- TASK GOAL: The answer must consist of every line from the entries that holds the word "Health".

(Source records)

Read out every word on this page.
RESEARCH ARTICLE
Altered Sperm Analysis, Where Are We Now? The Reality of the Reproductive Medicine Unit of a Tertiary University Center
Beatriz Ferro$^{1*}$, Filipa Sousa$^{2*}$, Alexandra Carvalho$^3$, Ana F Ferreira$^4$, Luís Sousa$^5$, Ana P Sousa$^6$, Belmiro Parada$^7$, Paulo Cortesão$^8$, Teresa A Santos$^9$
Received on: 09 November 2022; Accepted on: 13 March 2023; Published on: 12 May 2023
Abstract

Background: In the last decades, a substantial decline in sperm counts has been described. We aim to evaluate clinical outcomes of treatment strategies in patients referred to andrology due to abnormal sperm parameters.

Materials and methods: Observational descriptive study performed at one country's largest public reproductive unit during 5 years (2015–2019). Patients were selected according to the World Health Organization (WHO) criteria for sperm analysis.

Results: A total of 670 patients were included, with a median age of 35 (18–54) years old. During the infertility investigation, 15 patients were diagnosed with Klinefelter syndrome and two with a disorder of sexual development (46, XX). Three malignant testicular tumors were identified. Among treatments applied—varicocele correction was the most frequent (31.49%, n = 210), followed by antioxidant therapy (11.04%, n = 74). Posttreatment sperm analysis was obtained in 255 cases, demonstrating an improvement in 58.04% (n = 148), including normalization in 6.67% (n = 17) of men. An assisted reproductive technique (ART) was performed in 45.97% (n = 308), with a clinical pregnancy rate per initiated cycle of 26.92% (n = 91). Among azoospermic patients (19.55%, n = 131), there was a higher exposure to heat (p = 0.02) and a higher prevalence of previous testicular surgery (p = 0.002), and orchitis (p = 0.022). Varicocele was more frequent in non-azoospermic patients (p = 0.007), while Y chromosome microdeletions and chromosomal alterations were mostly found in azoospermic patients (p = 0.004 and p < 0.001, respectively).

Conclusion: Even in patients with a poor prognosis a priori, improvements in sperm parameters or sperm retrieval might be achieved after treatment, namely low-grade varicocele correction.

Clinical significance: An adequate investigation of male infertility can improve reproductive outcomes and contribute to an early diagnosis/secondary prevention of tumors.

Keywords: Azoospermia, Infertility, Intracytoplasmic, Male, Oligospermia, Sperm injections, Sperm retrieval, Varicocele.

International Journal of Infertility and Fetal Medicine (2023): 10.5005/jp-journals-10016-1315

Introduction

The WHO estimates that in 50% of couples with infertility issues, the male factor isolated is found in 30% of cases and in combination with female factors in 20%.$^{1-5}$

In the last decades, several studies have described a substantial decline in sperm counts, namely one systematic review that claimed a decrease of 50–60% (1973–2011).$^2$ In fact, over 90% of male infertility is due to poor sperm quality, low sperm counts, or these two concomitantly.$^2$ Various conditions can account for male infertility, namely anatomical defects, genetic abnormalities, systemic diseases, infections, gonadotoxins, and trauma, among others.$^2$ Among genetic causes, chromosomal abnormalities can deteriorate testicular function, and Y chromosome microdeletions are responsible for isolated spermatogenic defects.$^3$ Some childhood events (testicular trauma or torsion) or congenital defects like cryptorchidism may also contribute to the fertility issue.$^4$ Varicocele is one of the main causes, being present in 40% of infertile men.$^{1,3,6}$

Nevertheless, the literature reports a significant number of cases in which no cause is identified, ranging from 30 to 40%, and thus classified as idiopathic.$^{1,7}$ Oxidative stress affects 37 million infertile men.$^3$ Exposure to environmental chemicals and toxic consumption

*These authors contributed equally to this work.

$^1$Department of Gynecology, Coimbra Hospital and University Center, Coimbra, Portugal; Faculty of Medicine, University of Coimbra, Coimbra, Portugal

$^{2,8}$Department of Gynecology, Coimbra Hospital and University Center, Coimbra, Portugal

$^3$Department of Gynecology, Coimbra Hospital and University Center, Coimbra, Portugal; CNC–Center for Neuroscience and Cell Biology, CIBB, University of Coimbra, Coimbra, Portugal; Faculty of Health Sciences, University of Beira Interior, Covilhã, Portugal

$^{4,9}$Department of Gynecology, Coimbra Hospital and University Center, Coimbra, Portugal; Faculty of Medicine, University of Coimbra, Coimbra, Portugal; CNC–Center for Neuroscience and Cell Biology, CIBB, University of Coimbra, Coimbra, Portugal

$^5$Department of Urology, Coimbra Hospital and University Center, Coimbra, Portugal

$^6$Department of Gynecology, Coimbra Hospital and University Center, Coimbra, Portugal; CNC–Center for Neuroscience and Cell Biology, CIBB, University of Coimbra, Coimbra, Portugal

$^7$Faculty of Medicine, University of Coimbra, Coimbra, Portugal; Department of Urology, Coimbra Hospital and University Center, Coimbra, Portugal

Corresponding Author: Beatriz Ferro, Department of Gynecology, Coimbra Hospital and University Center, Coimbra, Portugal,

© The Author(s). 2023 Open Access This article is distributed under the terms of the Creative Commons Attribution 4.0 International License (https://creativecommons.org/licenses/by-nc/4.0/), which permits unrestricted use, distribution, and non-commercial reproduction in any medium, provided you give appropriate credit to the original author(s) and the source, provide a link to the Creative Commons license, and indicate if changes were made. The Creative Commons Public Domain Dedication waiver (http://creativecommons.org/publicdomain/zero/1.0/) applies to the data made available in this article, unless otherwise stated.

- SOLUTION TO THE EXERCISE:
Materials and methods: Observational descriptive study performed at one country's largest public reproductive unit during 5 years (2015–2019). Patients were selected according to the World Health Organization (WHO) criteria for sperm analysis.
$^3$Department of Gynecology, Coimbra Hospital and University Center, Coimbra, Portugal; CNC–Center for Neuroscience and Cell Biology, CIBB, University of Coimbra, Coimbra, Portugal; Faculty of Health Sciences, University of Beira Interior, Covilhã, Portugal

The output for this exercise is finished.